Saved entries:
-=-=-=-=-

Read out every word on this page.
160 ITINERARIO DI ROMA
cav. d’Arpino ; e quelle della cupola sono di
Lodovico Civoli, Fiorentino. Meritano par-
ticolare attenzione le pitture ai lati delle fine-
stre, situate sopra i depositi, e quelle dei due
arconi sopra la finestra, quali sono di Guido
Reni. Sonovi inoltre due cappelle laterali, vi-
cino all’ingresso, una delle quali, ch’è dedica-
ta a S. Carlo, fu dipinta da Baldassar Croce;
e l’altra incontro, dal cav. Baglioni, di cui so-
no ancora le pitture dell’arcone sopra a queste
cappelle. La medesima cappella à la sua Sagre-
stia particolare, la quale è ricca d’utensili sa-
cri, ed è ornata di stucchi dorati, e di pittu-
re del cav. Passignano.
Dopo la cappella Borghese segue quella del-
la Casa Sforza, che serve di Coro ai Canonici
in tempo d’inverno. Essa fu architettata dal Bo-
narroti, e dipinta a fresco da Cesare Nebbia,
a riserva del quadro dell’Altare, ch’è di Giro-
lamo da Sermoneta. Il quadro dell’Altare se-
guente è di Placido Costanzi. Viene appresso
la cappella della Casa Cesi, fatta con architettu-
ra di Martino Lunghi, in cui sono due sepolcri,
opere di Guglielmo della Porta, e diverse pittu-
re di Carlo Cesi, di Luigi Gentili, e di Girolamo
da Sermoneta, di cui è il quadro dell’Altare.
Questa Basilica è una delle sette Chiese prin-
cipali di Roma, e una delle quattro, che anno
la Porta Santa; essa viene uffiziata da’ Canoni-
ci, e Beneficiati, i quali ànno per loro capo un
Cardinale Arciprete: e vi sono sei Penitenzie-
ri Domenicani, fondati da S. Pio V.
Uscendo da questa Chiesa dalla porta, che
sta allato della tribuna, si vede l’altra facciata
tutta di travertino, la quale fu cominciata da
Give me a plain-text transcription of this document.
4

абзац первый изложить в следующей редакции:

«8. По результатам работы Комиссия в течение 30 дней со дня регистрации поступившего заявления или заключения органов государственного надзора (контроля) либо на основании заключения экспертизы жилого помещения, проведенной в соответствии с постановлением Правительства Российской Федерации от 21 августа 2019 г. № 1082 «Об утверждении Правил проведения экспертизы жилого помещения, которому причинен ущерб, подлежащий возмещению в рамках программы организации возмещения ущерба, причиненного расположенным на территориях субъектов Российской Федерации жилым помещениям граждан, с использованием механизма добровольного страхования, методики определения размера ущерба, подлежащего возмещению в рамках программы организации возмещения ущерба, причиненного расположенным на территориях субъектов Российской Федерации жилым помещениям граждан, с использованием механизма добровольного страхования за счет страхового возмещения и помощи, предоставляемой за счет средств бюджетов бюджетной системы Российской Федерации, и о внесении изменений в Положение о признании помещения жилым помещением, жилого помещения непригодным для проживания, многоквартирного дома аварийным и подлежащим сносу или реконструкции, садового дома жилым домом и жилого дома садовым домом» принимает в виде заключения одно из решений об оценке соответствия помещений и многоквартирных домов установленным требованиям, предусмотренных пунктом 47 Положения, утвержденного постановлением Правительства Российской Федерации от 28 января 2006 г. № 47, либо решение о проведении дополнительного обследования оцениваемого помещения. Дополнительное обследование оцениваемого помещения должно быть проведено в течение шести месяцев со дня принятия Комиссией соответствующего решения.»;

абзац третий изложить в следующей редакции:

-=-=-=-=-

Each entry above needs to be retyped exactly.

Read out every word on this page.
160 ITINERARIO DI ROMA
cav. d’Arpino ; e quelle della cupola sono di
Lodovico Civoli, Fiorentino. Meritano par-
ticolare attenzione le pitture ai lati delle fine-
stre, situate sopra i depositi, e quelle dei due
arconi sopra la finestra, quali sono di Guido
Reni. Sonovi inoltre due cappelle laterali, vi-
cino all’ingresso, una delle quali, ch’è dedica-
ta a S. Carlo, fu dipinta da Baldassar Croce;
e l’altra incontro, dal cav. Baglioni, di cui so-
no ancora le pitture dell’arcone sopra a queste
cappelle. La medesima cappella à la sua Sagre-
stia particolare, la quale è ricca d’utensili sa-
cri, ed è ornata di stucchi dorati, e di pittu-
re del cav. Passignano.
Dopo la cappella Borghese segue quella del-
la Casa Sforza, che serve di Coro ai Canonici
in tempo d’inverno. Essa fu architettata dal Bo-
narroti, e dipinta a fresco da Cesare Nebbia,
a riserva del quadro dell’Altare, ch’è di Giro-
lamo da Sermoneta. Il quadro dell’Altare se-
guente è di Placido Costanzi. Viene appresso
la cappella della Casa Cesi, fatta con architettu-
ra di Martino Lunghi, in cui sono due sepolcri,
opere di Guglielmo della Porta, e diverse pittu-
re di Carlo Cesi, di Luigi Gentili, e di Girolamo
da Sermoneta, di cui è il quadro dell’Altare.
Questa Basilica è una delle sette Chiese prin-
cipali di Roma, e una delle quattro, che anno
la Porta Santa; essa viene uffiziata da’ Canoni-
ci, e Beneficiati, i quali ànno per loro capo un
Cardinale Arciprete: e vi sono sei Penitenzie-
ri Domenicani, fondati da S. Pio V.
Uscendo da questa Chiesa dalla porta, che
sta allato della tribuna, si vede l’altra facciata
tutta di travertino, la quale fu cominciata da
Give me a plain-text transcription of this document.
4

абзац первый изложить в следующей редакции:

«8. По результатам работы Комиссия в течение 30 дней со дня регистрации поступившего заявления или заключения органов государственного надзора (контроля) либо на основании заключения экспертизы жилого помещения, проведенной в соответствии с постановлением Правительства Российской Федерации от 21 августа 2019 г. № 1082 «Об утверждении Правил проведения экспертизы жилого помещения, которому причинен ущерб, подлежащий возмещению в рамках программы организации возмещения ущерба, причиненного расположенным на территориях субъектов Российской Федерации жилым помещениям граждан, с использованием механизма добровольного страхования, методики определения размера ущерба, подлежащего возмещению в рамках программы организации возмещения ущерба, причиненного расположенным на территориях субъектов Российской Федерации жилым помещениям граждан, с использованием механизма добровольного страхования за счет страхового возмещения и помощи, предоставляемой за счет средств бюджетов бюджетной системы Российской Федерации, и о внесении изменений в Положение о признании помещения жилым помещением, жилого помещения непригодным для проживания, многоквартирного дома аварийным и подлежащим сносу или реконструкции, садового дома жилым домом и жилого дома садовым домом» принимает в виде заключения одно из решений об оценке соответствия помещений и многоквартирных домов установленным требованиям, предусмотренных пунктом 47 Положения, утвержденного постановлением Правительства Российской Федерации от 28 января 2006 г. № 47, либо решение о проведении дополнительного обследования оцениваемого помещения. Дополнительное обследование оцениваемого помещения должно быть проведено в течение шести месяцев со дня принятия Комиссией соответствующего решения.»;

абзац третий изложить в следующей редакции:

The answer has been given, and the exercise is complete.